** Task requirements **
Track down the lines that contain "Percentile" and copy them.

• • • • •

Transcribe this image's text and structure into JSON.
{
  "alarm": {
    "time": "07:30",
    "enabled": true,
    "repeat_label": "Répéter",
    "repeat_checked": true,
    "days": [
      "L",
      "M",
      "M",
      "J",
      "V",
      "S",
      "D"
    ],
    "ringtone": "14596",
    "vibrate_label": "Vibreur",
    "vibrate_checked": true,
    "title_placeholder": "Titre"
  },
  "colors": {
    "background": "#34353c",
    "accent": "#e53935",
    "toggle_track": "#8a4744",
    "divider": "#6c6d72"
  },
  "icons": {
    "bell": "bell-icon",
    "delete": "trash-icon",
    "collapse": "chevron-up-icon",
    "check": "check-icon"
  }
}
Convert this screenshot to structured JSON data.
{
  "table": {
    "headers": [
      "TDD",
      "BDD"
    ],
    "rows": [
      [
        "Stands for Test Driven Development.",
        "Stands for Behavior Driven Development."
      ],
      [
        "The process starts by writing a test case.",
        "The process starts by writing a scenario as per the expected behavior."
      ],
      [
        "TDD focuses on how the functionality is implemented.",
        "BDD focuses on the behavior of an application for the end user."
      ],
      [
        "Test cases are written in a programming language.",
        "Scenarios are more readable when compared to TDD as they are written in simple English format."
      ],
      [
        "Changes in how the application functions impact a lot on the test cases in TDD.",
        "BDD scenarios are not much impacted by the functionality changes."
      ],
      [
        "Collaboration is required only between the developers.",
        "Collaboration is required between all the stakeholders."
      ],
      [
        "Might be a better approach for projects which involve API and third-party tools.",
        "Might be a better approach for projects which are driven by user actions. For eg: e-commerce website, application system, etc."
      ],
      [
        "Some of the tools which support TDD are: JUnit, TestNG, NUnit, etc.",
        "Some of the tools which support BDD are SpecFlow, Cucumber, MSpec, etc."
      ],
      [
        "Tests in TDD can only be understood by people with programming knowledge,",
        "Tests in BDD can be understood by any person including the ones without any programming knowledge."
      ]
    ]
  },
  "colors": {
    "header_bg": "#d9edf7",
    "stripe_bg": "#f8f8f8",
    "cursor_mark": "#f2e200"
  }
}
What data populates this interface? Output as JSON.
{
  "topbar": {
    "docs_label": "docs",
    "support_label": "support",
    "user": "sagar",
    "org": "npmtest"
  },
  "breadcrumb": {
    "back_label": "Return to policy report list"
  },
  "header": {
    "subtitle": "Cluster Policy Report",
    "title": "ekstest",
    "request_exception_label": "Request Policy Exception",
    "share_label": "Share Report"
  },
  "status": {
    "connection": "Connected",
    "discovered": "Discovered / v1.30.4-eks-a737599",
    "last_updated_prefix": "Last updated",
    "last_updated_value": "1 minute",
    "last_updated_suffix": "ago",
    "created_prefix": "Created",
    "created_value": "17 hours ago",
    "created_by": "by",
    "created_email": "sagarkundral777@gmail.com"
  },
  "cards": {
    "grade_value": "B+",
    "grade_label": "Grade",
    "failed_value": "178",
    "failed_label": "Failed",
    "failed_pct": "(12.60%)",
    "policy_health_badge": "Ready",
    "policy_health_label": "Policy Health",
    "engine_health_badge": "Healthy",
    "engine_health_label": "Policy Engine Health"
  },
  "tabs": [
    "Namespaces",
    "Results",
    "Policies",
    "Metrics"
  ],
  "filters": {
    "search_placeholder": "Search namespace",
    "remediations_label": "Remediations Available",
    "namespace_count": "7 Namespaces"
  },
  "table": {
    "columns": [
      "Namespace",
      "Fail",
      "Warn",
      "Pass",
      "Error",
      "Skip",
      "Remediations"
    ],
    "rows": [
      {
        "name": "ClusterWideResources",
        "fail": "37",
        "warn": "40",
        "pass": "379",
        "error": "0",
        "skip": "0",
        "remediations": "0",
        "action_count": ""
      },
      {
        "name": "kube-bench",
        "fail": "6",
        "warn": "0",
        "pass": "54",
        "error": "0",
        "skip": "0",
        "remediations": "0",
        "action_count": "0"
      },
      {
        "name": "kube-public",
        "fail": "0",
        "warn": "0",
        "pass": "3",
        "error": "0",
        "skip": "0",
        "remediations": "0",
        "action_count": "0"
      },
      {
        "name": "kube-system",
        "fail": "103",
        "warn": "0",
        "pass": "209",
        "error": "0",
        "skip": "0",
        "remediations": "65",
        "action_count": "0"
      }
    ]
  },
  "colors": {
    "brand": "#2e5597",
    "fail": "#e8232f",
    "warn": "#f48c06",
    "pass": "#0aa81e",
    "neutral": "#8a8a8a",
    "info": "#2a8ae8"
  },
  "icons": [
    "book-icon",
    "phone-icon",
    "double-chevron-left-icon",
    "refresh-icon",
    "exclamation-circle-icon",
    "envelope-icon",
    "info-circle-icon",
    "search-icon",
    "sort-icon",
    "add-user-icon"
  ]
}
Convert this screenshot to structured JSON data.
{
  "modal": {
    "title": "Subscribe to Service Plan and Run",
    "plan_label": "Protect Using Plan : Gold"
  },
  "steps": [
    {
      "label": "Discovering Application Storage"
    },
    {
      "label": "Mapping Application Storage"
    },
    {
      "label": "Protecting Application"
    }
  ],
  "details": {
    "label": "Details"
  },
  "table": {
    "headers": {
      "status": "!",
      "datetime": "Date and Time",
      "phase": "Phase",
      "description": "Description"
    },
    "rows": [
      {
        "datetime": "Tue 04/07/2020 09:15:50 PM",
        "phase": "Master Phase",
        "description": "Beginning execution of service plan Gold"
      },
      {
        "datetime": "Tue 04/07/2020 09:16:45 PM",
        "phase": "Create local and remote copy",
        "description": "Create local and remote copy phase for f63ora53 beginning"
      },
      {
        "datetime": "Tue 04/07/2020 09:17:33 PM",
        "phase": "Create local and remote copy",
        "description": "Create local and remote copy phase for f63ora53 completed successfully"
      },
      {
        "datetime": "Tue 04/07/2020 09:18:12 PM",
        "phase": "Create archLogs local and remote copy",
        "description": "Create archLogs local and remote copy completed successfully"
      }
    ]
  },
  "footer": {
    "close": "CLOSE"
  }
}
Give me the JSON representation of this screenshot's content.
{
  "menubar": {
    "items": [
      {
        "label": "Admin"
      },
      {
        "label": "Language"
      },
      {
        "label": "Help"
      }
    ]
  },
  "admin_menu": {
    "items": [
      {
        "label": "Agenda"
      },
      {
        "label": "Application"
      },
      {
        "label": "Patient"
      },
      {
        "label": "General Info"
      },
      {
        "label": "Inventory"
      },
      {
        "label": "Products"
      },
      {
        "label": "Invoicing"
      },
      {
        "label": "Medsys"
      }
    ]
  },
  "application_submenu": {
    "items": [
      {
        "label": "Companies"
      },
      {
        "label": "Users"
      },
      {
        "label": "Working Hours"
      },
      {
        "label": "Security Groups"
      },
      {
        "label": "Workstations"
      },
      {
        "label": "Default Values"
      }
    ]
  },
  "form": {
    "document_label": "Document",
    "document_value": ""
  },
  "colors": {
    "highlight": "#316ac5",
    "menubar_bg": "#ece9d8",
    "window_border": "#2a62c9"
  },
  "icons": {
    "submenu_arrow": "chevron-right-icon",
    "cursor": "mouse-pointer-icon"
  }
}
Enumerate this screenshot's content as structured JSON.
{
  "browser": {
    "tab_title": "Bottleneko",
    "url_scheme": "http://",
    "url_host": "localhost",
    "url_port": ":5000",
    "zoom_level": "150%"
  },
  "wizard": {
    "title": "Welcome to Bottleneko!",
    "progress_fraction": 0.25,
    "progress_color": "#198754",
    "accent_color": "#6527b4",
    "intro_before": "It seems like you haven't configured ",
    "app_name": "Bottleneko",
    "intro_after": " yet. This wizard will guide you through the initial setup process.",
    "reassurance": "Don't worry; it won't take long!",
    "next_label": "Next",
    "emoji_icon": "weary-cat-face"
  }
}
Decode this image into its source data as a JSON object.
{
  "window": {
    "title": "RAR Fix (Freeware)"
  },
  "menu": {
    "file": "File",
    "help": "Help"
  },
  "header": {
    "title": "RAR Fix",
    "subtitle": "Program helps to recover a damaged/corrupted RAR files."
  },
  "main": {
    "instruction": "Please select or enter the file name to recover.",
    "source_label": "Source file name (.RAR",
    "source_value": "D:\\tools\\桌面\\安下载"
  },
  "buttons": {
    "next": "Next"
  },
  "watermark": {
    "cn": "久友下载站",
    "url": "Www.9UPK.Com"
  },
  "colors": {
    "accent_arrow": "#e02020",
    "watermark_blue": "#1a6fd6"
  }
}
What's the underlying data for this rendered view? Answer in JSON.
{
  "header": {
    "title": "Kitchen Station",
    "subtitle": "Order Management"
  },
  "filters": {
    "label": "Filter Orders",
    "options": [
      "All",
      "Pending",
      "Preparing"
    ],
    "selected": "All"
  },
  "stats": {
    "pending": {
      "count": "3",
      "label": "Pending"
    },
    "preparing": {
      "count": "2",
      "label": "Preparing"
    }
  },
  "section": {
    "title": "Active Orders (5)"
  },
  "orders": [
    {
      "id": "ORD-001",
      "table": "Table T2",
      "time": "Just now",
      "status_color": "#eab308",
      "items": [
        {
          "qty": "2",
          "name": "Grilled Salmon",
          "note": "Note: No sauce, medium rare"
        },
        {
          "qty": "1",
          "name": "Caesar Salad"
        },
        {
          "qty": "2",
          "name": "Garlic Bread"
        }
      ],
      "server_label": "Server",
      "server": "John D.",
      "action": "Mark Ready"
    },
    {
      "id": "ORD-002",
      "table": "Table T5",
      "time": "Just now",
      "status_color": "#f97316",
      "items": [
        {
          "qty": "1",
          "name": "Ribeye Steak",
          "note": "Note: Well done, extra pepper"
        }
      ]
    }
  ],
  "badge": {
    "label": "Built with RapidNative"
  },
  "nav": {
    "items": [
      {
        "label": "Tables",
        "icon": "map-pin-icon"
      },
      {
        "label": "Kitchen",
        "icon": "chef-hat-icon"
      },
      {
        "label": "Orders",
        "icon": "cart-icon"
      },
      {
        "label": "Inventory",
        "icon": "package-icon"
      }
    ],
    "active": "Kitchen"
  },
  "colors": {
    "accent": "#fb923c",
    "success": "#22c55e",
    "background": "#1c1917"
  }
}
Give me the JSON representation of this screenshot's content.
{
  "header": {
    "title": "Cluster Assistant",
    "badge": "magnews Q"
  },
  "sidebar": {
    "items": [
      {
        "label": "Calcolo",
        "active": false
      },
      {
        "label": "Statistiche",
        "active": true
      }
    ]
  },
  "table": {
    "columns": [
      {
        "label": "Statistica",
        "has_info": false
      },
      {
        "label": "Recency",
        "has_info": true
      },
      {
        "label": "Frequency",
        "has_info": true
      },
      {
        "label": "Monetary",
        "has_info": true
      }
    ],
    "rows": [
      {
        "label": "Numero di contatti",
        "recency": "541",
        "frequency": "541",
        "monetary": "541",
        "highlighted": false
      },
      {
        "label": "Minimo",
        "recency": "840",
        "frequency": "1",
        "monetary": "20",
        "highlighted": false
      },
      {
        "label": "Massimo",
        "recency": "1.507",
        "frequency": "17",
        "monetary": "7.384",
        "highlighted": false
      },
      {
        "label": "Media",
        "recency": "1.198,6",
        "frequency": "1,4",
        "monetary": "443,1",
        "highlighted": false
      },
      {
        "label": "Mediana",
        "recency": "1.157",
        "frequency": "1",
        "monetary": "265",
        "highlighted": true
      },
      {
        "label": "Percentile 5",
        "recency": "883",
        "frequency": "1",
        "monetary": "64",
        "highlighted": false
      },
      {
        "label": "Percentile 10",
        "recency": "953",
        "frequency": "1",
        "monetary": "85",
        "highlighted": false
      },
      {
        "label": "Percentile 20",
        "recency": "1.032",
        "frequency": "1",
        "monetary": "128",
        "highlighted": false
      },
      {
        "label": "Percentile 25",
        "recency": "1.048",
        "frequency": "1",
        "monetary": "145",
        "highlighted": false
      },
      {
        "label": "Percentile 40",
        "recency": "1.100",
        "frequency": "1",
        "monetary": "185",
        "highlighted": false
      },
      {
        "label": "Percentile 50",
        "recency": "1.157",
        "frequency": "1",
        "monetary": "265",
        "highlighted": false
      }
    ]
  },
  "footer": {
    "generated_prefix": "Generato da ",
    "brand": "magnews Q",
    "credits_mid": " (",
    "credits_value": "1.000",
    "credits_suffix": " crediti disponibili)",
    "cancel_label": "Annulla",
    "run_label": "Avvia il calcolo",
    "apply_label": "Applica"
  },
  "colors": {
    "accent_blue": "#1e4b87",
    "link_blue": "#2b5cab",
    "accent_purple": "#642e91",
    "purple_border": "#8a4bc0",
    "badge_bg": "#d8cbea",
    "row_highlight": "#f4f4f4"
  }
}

• • • • •

** Result for this exercise **
        "label": "Percentile 5",
        "label": "Percentile 10",
        "label": "Percentile 20",
        "label": "Percentile 25",
        "label": "Percentile 40",
        "label": "Percentile 50",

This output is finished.